* start *

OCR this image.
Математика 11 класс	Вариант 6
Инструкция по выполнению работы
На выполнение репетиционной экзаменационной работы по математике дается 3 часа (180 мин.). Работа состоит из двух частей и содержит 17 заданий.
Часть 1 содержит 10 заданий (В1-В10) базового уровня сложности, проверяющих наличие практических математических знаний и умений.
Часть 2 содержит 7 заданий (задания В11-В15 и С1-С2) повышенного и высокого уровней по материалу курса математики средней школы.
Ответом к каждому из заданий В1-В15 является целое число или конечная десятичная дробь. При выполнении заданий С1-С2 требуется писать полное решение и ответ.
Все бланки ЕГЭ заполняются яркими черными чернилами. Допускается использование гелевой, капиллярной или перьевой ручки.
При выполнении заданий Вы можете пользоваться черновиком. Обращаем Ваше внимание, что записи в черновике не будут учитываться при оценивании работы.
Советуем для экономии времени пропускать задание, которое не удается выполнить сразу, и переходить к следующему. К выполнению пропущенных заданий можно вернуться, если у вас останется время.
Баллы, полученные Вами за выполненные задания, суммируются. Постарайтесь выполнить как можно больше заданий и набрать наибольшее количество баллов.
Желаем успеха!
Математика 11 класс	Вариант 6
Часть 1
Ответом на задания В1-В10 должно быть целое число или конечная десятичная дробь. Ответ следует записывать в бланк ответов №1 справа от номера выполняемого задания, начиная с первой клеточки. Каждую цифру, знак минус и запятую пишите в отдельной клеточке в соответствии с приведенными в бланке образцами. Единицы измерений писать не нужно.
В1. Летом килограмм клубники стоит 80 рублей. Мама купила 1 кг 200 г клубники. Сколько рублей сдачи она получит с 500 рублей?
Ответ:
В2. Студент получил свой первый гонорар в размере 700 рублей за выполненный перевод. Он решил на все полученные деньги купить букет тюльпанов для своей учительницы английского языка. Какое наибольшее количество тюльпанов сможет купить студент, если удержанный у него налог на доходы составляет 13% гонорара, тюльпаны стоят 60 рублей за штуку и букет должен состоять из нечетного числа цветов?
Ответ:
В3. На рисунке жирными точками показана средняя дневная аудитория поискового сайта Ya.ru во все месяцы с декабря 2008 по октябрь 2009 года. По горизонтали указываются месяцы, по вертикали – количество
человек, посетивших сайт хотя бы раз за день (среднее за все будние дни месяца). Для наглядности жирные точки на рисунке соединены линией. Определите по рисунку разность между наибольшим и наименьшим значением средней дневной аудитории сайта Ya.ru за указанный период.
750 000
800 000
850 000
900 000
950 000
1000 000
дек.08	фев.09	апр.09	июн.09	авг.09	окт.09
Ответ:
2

* end *

* **Task details**
Print all of the entries again, exactly as written.

* **Task output**
OCR this image.
Математика 11 класс	Вариант 6
Инструкция по выполнению работы
На выполнение репетиционной экзаменационной работы по математике дается 3 часа (180 мин.). Работа состоит из двух частей и содержит 17 заданий.
Часть 1 содержит 10 заданий (В1-В10) базового уровня сложности, проверяющих наличие практических математических знаний и умений.
Часть 2 содержит 7 заданий (задания В11-В15 и С1-С2) повышенного и высокого уровней по материалу курса математики средней школы.
Ответом к каждому из заданий В1-В15 является целое число или конечная десятичная дробь. При выполнении заданий С1-С2 требуется писать полное решение и ответ.
Все бланки ЕГЭ заполняются яркими черными чернилами. Допускается использование гелевой, капиллярной или перьевой ручки.
При выполнении заданий Вы можете пользоваться черновиком. Обращаем Ваше внимание, что записи в черновике не будут учитываться при оценивании работы.
Советуем для экономии времени пропускать задание, которое не удается выполнить сразу, и переходить к следующему. К выполнению пропущенных заданий можно вернуться, если у вас останется время.
Баллы, полученные Вами за выполненные задания, суммируются. Постарайтесь выполнить как можно больше заданий и набрать наибольшее количество баллов.
Желаем успеха!
Математика 11 класс	Вариант 6
Часть 1
Ответом на задания В1-В10 должно быть целое число или конечная десятичная дробь. Ответ следует записывать в бланк ответов №1 справа от номера выполняемого задания, начиная с первой клеточки. Каждую цифру, знак минус и запятую пишите в отдельной клеточке в соответствии с приведенными в бланке образцами. Единицы измерений писать не нужно.
В1. Летом килограмм клубники стоит 80 рублей. Мама купила 1 кг 200 г клубники. Сколько рублей сдачи она получит с 500 рублей?
Ответ:
В2. Студент получил свой первый гонорар в размере 700 рублей за выполненный перевод. Он решил на все полученные деньги купить букет тюльпанов для своей учительницы английского языка. Какое наибольшее количество тюльпанов сможет купить студент, если удержанный у него налог на доходы составляет 13% гонорара, тюльпаны стоят 60 рублей за штуку и букет должен состоять из нечетного числа цветов?
Ответ:
В3. На рисунке жирными точками показана средняя дневная аудитория поискового сайта Ya.ru во все месяцы с декабря 2008 по октябрь 2009 года. По горизонтали указываются месяцы, по вертикали – количество
человек, посетивших сайт хотя бы раз за день (среднее за все будние дни месяца). Для наглядности жирные точки на рисунке соединены линией. Определите по рисунку разность между наибольшим и наименьшим значением средней дневной аудитории сайта Ya.ru за указанный период.
750 000
800 000
850 000
900 000
950 000
1000 000
дек.08	фев.09	апр.09	июн.09	авг.09	окт.09
Ответ:
2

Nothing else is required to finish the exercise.